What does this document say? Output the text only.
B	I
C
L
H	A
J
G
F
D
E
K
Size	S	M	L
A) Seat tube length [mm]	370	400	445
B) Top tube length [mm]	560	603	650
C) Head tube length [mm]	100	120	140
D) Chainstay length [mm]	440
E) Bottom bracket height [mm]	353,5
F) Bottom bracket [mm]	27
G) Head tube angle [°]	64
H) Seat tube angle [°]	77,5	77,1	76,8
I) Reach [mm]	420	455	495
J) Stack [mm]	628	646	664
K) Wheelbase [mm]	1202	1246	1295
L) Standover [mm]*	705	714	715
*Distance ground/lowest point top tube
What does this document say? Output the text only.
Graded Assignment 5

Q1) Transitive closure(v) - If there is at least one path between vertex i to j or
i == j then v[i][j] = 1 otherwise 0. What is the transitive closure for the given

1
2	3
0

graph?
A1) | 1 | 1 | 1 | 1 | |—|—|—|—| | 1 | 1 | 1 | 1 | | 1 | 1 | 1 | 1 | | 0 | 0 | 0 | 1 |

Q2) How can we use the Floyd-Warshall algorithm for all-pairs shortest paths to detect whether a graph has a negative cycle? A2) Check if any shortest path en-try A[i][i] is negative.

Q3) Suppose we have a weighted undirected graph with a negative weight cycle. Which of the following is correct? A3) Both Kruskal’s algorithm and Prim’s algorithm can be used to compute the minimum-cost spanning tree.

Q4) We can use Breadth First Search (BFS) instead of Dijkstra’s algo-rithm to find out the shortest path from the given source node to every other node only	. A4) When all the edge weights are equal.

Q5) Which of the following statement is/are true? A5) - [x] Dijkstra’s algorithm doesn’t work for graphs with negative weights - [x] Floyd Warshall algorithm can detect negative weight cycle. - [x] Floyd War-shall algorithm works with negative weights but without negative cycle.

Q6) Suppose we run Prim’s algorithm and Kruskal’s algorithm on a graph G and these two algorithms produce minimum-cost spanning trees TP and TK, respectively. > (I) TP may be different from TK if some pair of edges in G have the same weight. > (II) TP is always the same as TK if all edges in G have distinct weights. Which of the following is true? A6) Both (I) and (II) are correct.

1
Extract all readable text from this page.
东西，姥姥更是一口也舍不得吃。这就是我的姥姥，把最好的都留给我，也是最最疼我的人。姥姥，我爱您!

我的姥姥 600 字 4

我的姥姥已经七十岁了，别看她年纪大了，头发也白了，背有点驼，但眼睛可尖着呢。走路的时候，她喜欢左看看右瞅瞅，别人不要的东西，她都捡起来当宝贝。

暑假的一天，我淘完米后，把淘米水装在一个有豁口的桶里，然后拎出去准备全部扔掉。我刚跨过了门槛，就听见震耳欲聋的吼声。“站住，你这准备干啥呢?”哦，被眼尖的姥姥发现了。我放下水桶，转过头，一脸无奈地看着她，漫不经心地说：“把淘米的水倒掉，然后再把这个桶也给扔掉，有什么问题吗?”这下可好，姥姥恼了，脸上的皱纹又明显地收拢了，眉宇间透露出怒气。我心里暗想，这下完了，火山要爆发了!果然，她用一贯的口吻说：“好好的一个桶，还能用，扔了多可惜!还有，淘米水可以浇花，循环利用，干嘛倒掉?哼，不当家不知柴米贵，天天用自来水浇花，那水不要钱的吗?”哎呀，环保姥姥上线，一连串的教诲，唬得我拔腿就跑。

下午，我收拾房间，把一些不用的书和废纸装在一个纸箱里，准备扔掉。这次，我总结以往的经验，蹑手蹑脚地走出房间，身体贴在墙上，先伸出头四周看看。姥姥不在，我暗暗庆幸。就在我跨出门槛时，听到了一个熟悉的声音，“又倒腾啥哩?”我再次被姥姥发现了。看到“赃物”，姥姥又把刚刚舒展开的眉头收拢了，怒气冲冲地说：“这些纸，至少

__INSTRUCTIONS TO FOLLOW__
Copy all lines above containing the string "shortest".

__COMPLETE ANSWER__
Q2) How can we use the Floyd-Warshall algorithm for all-pairs shortest paths to detect whether a graph has a negative cycle? A2) Check if any shortest path en-try A[i][i] is negative.
Q4) We can use Breadth First Search (BFS) instead of Dijkstra’s algo-rithm to find out the shortest path from the given source node to every other node only	. A4) When all the edge weights are equal.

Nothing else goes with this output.